Task brief> Count how many lines in the material below hold the word "concentration"; the reply is that number alone.

(Dataset records)
· · · ·

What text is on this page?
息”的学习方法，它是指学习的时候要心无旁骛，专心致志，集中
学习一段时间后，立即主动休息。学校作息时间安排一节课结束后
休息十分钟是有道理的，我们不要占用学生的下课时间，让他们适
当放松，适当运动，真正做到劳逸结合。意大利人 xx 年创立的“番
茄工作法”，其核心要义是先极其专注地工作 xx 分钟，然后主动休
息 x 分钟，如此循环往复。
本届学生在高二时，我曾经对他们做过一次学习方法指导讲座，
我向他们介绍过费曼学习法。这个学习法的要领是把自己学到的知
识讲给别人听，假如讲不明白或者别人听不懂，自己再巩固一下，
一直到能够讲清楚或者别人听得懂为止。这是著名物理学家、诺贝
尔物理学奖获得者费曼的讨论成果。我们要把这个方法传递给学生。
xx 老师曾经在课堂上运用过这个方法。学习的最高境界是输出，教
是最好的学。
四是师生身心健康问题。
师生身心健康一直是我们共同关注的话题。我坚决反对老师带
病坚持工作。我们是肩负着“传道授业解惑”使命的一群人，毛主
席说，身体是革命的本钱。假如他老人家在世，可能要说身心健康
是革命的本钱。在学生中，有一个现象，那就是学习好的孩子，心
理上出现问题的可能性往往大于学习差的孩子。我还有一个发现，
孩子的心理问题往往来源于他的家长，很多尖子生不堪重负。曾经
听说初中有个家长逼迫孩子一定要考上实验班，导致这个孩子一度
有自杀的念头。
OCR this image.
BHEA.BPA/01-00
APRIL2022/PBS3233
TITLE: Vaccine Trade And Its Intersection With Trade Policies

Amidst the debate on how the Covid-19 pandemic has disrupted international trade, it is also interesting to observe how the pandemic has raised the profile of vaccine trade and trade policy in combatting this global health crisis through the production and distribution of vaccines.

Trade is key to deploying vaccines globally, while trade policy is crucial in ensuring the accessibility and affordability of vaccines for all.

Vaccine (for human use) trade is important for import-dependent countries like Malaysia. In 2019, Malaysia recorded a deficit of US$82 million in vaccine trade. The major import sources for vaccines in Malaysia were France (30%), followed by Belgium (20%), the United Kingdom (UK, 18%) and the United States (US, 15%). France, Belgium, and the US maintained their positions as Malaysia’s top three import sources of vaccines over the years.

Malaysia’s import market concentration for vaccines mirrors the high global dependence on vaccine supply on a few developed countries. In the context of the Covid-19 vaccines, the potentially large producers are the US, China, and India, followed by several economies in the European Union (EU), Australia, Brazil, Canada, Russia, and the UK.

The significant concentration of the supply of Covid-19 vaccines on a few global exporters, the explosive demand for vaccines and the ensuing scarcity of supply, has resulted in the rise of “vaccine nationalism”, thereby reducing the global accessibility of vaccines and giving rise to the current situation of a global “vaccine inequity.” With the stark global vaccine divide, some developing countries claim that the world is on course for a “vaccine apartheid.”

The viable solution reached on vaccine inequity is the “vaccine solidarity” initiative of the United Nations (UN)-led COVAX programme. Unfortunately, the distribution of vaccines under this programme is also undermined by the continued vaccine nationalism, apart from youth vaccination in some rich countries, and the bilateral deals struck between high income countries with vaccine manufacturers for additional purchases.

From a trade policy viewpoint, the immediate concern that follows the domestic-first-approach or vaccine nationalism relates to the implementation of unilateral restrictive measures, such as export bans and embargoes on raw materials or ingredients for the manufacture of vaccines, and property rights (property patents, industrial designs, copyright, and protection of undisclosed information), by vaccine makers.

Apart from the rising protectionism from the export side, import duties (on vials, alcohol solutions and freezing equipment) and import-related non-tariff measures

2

· · · ·

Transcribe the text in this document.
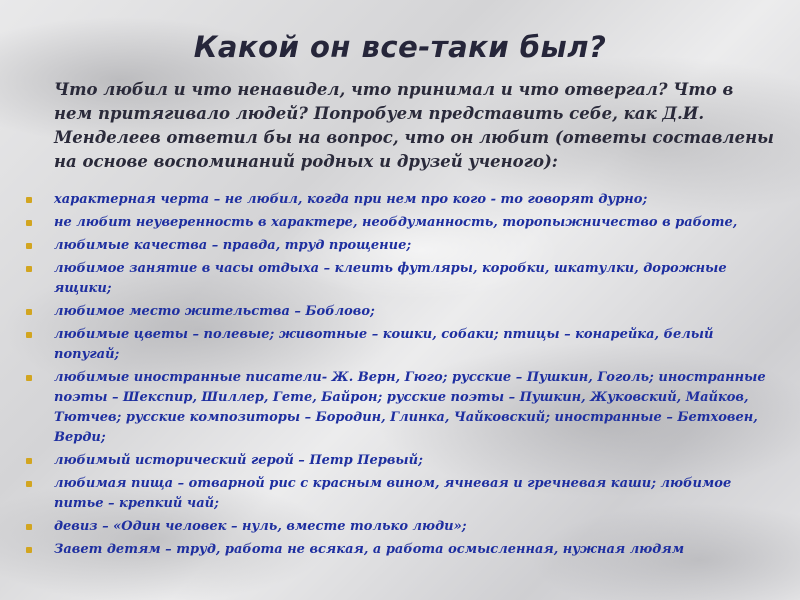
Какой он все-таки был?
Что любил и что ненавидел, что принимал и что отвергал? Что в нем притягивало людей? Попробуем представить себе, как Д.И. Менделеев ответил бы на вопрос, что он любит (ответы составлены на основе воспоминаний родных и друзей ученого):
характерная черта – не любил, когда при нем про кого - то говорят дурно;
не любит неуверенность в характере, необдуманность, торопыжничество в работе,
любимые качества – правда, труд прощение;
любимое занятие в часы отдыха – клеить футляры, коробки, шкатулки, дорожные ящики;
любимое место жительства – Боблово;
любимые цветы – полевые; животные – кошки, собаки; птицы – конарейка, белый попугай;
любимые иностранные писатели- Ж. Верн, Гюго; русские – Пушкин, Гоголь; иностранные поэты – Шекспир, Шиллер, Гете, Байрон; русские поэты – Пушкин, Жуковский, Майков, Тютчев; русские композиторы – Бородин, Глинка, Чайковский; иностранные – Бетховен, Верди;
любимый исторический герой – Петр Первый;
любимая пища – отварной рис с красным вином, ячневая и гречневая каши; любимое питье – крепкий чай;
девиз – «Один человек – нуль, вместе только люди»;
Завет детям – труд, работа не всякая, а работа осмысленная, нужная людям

· · · ·

Response to this task> 2